Objective:
Print the entries verbatim, leaving out the images they contain.
[Start of Supplied information]
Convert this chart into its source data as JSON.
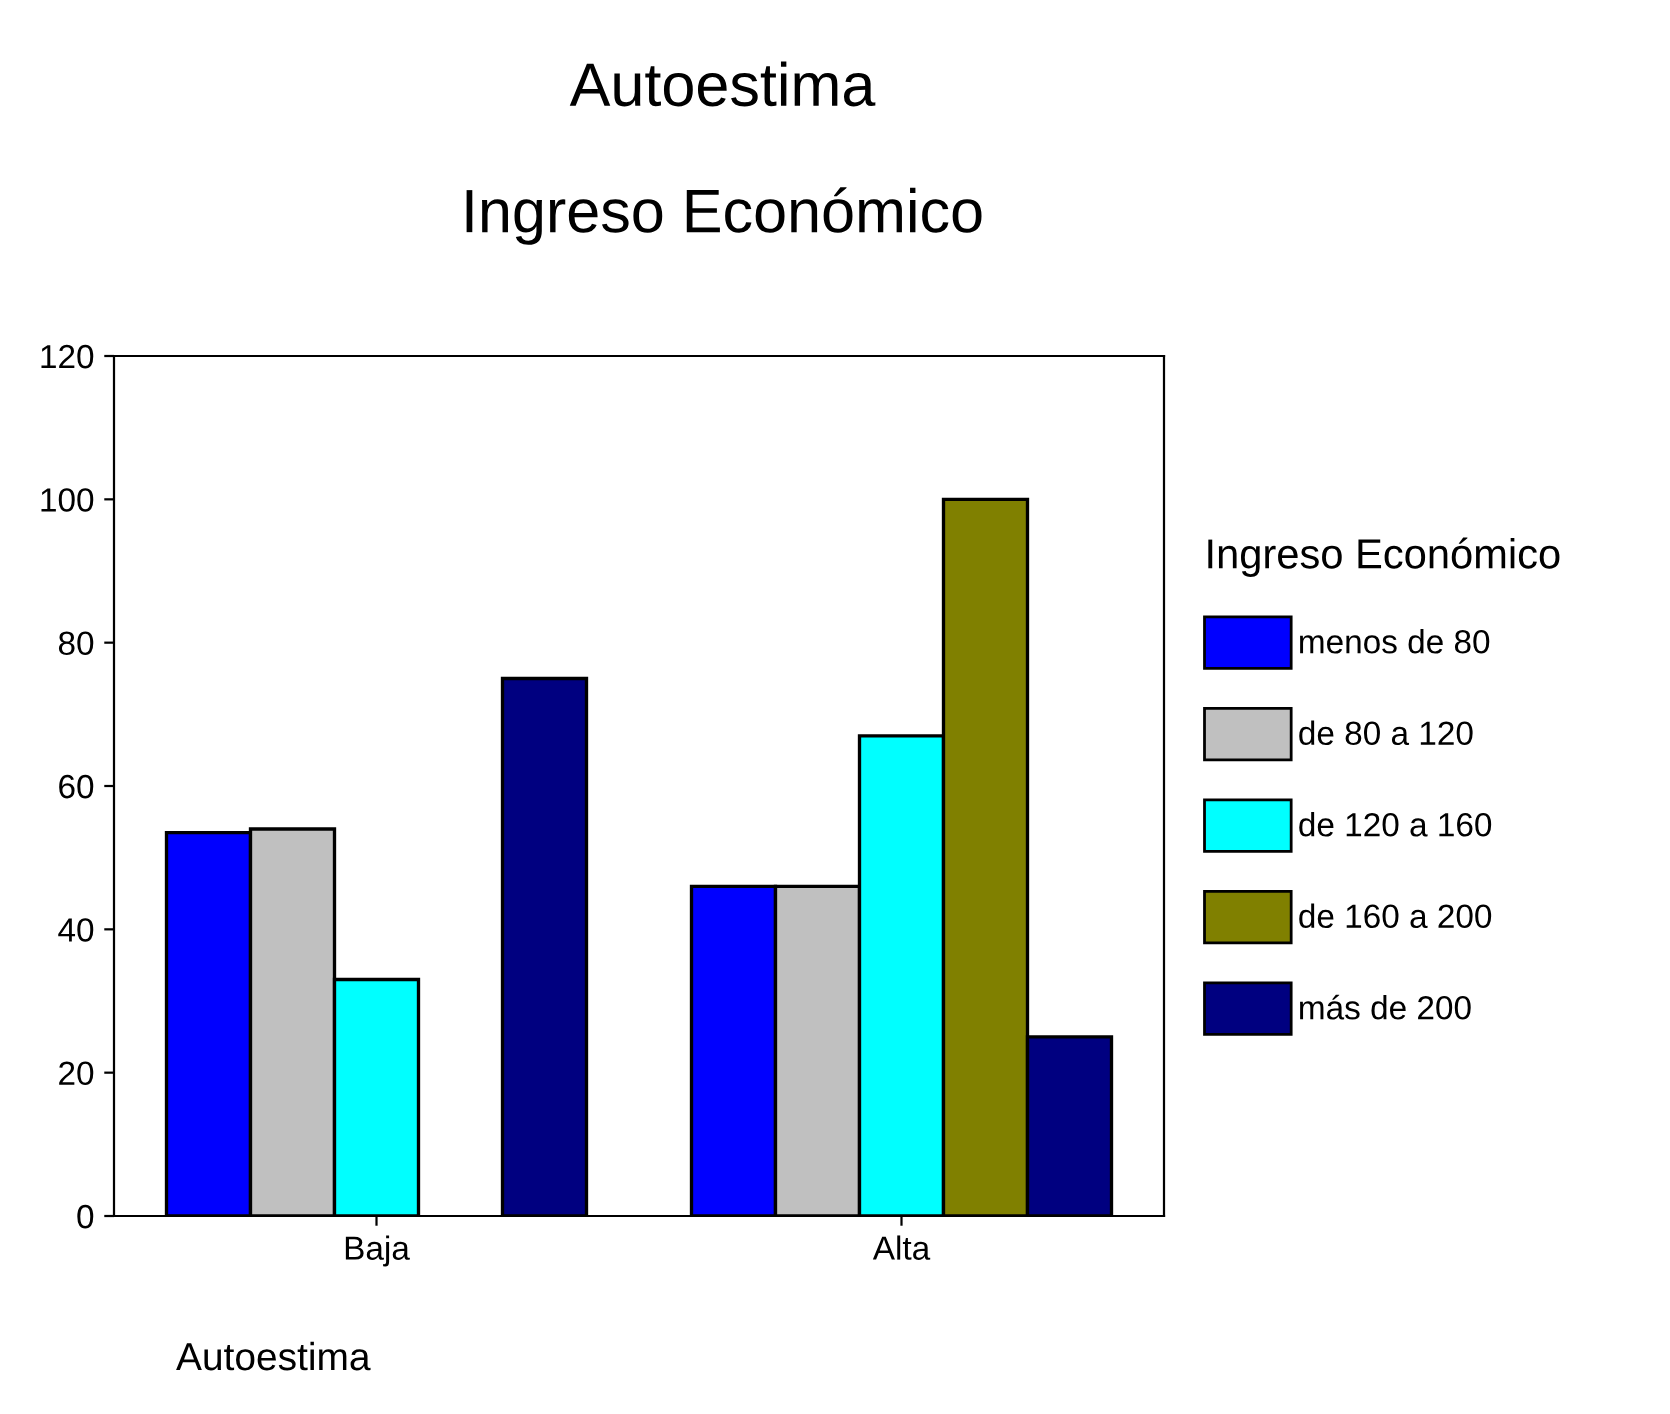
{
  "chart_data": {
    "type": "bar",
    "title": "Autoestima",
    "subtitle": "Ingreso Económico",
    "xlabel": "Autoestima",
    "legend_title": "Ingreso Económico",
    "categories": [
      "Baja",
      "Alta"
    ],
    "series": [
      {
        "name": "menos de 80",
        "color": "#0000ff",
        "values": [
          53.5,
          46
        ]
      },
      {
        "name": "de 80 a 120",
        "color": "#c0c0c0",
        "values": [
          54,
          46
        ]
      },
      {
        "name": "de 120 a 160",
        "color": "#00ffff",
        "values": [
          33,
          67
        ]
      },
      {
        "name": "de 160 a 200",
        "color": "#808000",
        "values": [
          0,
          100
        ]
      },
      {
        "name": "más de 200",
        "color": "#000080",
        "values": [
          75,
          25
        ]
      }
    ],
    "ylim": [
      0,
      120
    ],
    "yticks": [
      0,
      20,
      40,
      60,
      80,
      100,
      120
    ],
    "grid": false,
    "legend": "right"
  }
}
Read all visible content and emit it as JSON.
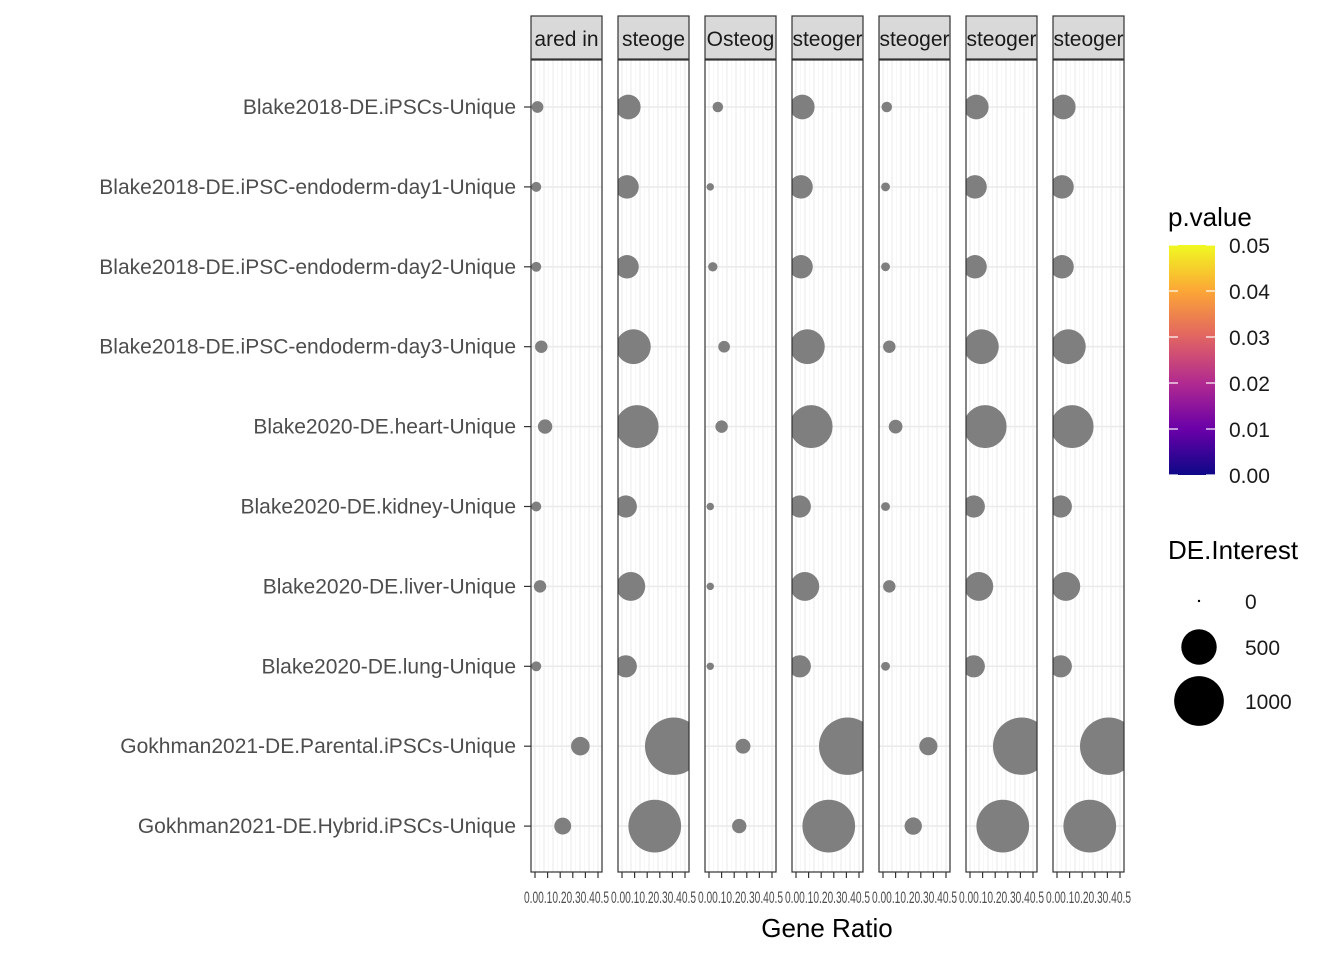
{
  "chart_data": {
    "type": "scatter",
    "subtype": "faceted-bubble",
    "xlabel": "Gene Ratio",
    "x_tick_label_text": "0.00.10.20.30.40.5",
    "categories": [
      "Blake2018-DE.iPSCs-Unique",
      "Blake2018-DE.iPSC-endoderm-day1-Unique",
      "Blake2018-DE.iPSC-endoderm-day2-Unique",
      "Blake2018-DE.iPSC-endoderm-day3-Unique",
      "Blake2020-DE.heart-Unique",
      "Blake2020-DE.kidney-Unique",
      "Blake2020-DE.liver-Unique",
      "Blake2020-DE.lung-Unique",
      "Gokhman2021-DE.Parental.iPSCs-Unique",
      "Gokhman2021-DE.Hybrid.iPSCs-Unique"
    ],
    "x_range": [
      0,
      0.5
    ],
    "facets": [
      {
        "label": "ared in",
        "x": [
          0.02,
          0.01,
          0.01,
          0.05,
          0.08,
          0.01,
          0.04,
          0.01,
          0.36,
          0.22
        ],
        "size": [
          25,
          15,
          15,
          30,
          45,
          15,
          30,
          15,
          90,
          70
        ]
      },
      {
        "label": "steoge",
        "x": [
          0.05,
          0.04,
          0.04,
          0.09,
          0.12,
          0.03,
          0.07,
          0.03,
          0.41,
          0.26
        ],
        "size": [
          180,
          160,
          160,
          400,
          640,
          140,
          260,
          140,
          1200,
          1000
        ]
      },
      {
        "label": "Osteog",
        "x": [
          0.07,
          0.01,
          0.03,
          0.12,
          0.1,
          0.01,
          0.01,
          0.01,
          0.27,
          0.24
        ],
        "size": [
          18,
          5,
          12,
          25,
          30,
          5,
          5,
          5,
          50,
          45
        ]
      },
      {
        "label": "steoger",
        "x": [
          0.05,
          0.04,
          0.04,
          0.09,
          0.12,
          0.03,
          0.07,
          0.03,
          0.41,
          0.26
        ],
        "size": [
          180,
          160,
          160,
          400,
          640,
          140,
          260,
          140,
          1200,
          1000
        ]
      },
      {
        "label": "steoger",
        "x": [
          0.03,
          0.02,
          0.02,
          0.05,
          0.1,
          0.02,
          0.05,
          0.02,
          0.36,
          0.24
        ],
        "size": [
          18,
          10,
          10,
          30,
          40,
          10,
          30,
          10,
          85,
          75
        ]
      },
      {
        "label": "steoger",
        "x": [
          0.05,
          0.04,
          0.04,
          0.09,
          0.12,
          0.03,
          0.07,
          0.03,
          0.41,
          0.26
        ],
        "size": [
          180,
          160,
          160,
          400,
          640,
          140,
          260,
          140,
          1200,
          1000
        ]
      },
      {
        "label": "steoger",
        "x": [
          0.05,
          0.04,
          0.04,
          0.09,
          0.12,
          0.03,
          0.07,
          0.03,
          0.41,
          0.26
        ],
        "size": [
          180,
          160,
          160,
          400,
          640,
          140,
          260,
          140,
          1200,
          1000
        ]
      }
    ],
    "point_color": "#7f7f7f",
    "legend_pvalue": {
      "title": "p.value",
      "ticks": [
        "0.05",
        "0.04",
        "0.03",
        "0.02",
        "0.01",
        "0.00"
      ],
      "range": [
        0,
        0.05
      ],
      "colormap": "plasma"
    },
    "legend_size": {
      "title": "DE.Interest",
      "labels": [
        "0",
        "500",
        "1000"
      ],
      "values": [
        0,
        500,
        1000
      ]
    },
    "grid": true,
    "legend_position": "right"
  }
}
[End of Supplied information]
Output:
Convert this chart into its source data as JSON.
{
  "chart_data": {
    "type": "bar",
    "title": "Autoestima",
    "subtitle": "Ingreso Económico",
    "xlabel": "Autoestima",
    "legend_title": "Ingreso Económico",
    "categories": [
      "Baja",
      "Alta"
    ],
    "series": [
      {
        "name": "menos de 80",
        "color": "#0000ff",
        "values": [
          53.5,
          46
        ]
      },
      {
        "name": "de 80 a 120",
        "color": "#c0c0c0",
        "values": [
          54,
          46
        ]
      },
      {
        "name": "de 120 a 160",
        "color": "#00ffff",
        "values": [
          33,
          67
        ]
      },
      {
        "name": "de 160 a 200",
        "color": "#808000",
        "values": [
          0,
          100
        ]
      },
      {
        "name": "más de 200",
        "color": "#000080",
        "values": [
          75,
          25
        ]
      }
    ],
    "ylim": [
      0,
      120
    ],
    "yticks": [
      0,
      20,
      40,
      60,
      80,
      100,
      120
    ],
    "grid": false,
    "legend": "right"
  }
}
Read all visible content and emit it as JSON.
{
  "chart_data": {
    "type": "scatter",
    "subtype": "faceted-bubble",
    "xlabel": "Gene Ratio",
    "x_tick_label_text": "0.00.10.20.30.40.5",
    "categories": [
      "Blake2018-DE.iPSCs-Unique",
      "Blake2018-DE.iPSC-endoderm-day1-Unique",
      "Blake2018-DE.iPSC-endoderm-day2-Unique",
      "Blake2018-DE.iPSC-endoderm-day3-Unique",
      "Blake2020-DE.heart-Unique",
      "Blake2020-DE.kidney-Unique",
      "Blake2020-DE.liver-Unique",
      "Blake2020-DE.lung-Unique",
      "Gokhman2021-DE.Parental.iPSCs-Unique",
      "Gokhman2021-DE.Hybrid.iPSCs-Unique"
    ],
    "x_range": [
      0,
      0.5
    ],
    "facets": [
      {
        "label": "ared in",
        "x": [
          0.02,
          0.01,
          0.01,
          0.05,
          0.08,
          0.01,
          0.04,
          0.01,
          0.36,
          0.22
        ],
        "size": [
          25,
          15,
          15,
          30,
          45,
          15,
          30,
          15,
          90,
          70
        ]
      },
      {
        "label": "steoge",
        "x": [
          0.05,
          0.04,
          0.04,
          0.09,
          0.12,
          0.03,
          0.07,
          0.03,
          0.41,
          0.26
        ],
        "size": [
          180,
          160,
          160,
          400,
          640,
          140,
          260,
          140,
          1200,
          1000
        ]
      },
      {
        "label": "Osteog",
        "x": [
          0.07,
          0.01,
          0.03,
          0.12,
          0.1,
          0.01,
          0.01,
          0.01,
          0.27,
          0.24
        ],
        "size": [
          18,
          5,
          12,
          25,
          30,
          5,
          5,
          5,
          50,
          45
        ]
      },
      {
        "label": "steoger",
        "x": [
          0.05,
          0.04,
          0.04,
          0.09,
          0.12,
          0.03,
          0.07,
          0.03,
          0.41,
          0.26
        ],
        "size": [
          180,
          160,
          160,
          400,
          640,
          140,
          260,
          140,
          1200,
          1000
        ]
      },
      {
        "label": "steoger",
        "x": [
          0.03,
          0.02,
          0.02,
          0.05,
          0.1,
          0.02,
          0.05,
          0.02,
          0.36,
          0.24
        ],
        "size": [
          18,
          10,
          10,
          30,
          40,
          10,
          30,
          10,
          85,
          75
        ]
      },
      {
        "label": "steoger",
        "x": [
          0.05,
          0.04,
          0.04,
          0.09,
          0.12,
          0.03,
          0.07,
          0.03,
          0.41,
          0.26
        ],
        "size": [
          180,
          160,
          160,
          400,
          640,
          140,
          260,
          140,
          1200,
          1000
        ]
      },
      {
        "label": "steoger",
        "x": [
          0.05,
          0.04,
          0.04,
          0.09,
          0.12,
          0.03,
          0.07,
          0.03,
          0.41,
          0.26
        ],
        "size": [
          180,
          160,
          160,
          400,
          640,
          140,
          260,
          140,
          1200,
          1000
        ]
      }
    ],
    "point_color": "#7f7f7f",
    "legend_pvalue": {
      "title": "p.value",
      "ticks": [
        "0.05",
        "0.04",
        "0.03",
        "0.02",
        "0.01",
        "0.00"
      ],
      "range": [
        0,
        0.05
      ],
      "colormap": "plasma"
    },
    "legend_size": {
      "title": "DE.Interest",
      "labels": [
        "0",
        "500",
        "1000"
      ],
      "values": [
        0,
        500,
        1000
      ]
    },
    "grid": true,
    "legend_position": "right"
  }
}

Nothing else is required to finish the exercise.